[START]
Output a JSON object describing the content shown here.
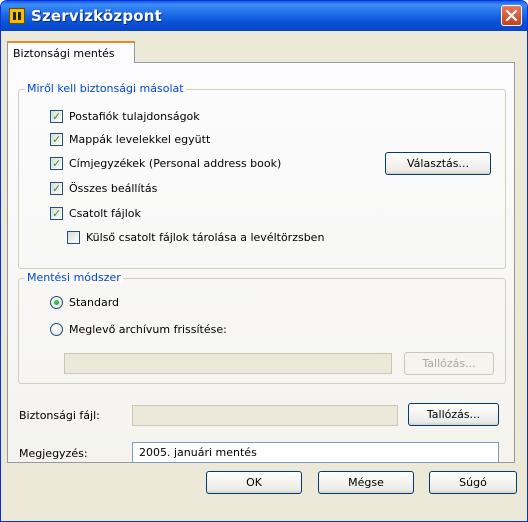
{
  "window": {
    "title": "Szervizközpont"
  },
  "tab": {
    "label": "Biztonsági mentés"
  },
  "backup_items": {
    "legend": "Miről kell biztonsági másolat",
    "items": [
      {
        "label": "Postafiók tulajdonságok",
        "checked": true
      },
      {
        "label": "Mappák levelekkel együtt",
        "checked": true
      },
      {
        "label": "Címjegyzékek (Personal address book)",
        "checked": true
      },
      {
        "label": "Összes beállítás",
        "checked": true
      },
      {
        "label": "Csatolt fájlok",
        "checked": true
      },
      {
        "label": "Külső csatolt fájlok tárolása a levéltörzsben",
        "checked": false
      }
    ],
    "select_button": "Választás..."
  },
  "save_method": {
    "legend": "Mentési módszer",
    "options": [
      {
        "label": "Standard",
        "selected": true
      },
      {
        "label": "Meglevő archívum frissítése:",
        "selected": false
      }
    ],
    "archive_path": "",
    "browse_button": "Tallózás..."
  },
  "backup_file": {
    "label": "Biztonsági fájl:",
    "value": "",
    "browse_button": "Tallózás..."
  },
  "note": {
    "label": "Megjegyzés:",
    "value": "2005. januári mentés"
  },
  "buttons": {
    "ok": "OK",
    "cancel": "Mégse",
    "help": "Súgó"
  },
  "colors": {
    "titlebar": "#0b52d8",
    "group_label": "#0046d5",
    "dialog_bg": "#ece9d8",
    "tab_highlight": "#e68b2c"
  }
}
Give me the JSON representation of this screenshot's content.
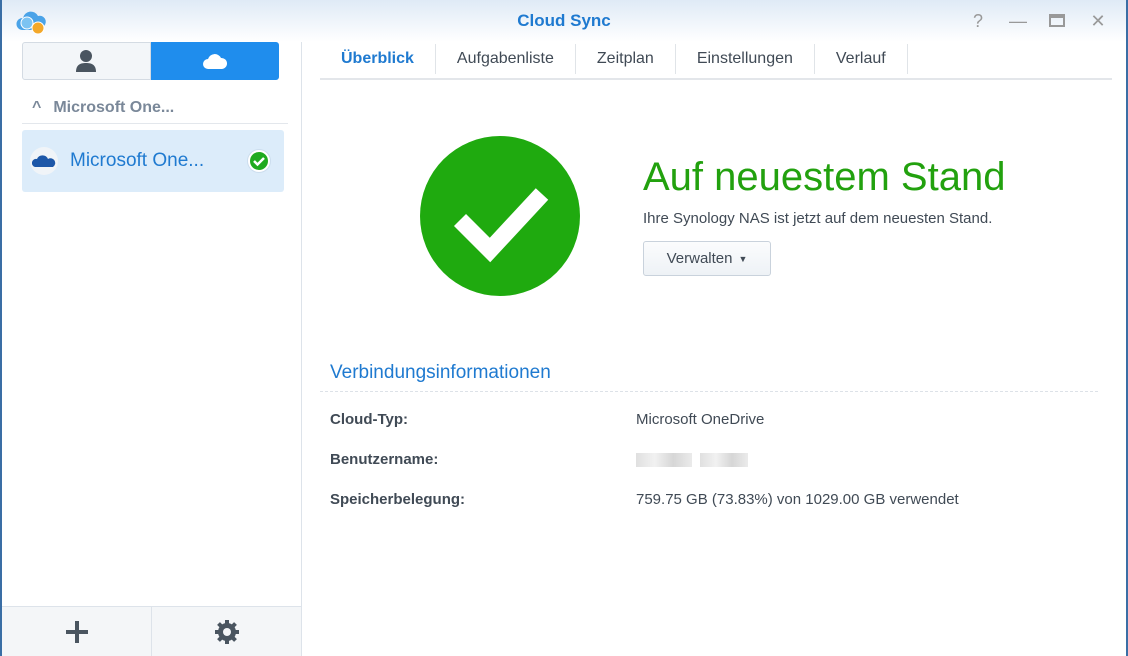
{
  "window": {
    "title": "Cloud Sync",
    "help_icon": "question-icon",
    "minimize_icon": "minimize-icon",
    "maximize_icon": "maximize-icon",
    "close_icon": "close-icon"
  },
  "sidebar": {
    "group_label": "Microsoft One...",
    "items": [
      {
        "label": "Microsoft One...",
        "status": "synced"
      }
    ]
  },
  "tabs": [
    {
      "label": "Überblick"
    },
    {
      "label": "Aufgabenliste"
    },
    {
      "label": "Zeitplan"
    },
    {
      "label": "Einstellungen"
    },
    {
      "label": "Verlauf"
    }
  ],
  "overview": {
    "status_title": "Auf neuestem Stand",
    "status_text": "Ihre Synology NAS ist jetzt auf dem neuesten Stand.",
    "manage_label": "Verwalten"
  },
  "connection": {
    "heading": "Verbindungsinformationen",
    "rows": [
      {
        "label": "Cloud-Typ:",
        "value": "Microsoft OneDrive"
      },
      {
        "label": "Benutzername:"
      },
      {
        "label": "Speicherbelegung:",
        "value": "759.75 GB (73.83%) von 1029.00 GB verwendet"
      }
    ]
  },
  "colors": {
    "accent": "#1f7ad0",
    "success": "#1faa0f"
  }
}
[END]
◆ Short task ◆
Your task is to set down exactly the lines that run from the line holding "Give me the" through the close of the entries, including both ends. Pictures stay out.

◆ Output ◆
Give me the JSON representation of this screenshot's content.
{
  "window": {
    "title": "Cloud Sync",
    "help_icon": "question-icon",
    "minimize_icon": "minimize-icon",
    "maximize_icon": "maximize-icon",
    "close_icon": "close-icon"
  },
  "sidebar": {
    "group_label": "Microsoft One...",
    "items": [
      {
        "label": "Microsoft One...",
        "status": "synced"
      }
    ]
  },
  "tabs": [
    {
      "label": "Überblick"
    },
    {
      "label": "Aufgabenliste"
    },
    {
      "label": "Zeitplan"
    },
    {
      "label": "Einstellungen"
    },
    {
      "label": "Verlauf"
    }
  ],
  "overview": {
    "status_title": "Auf neuestem Stand",
    "status_text": "Ihre Synology NAS ist jetzt auf dem neuesten Stand.",
    "manage_label": "Verwalten"
  },
  "connection": {
    "heading": "Verbindungsinformationen",
    "rows": [
      {
        "label": "Cloud-Typ:",
        "value": "Microsoft OneDrive"
      },
      {
        "label": "Benutzername:"
      },
      {
        "label": "Speicherbelegung:",
        "value": "759.75 GB (73.83%) von 1029.00 GB verwendet"
      }
    ]
  },
  "colors": {
    "accent": "#1f7ad0",
    "success": "#1faa0f"
  }
}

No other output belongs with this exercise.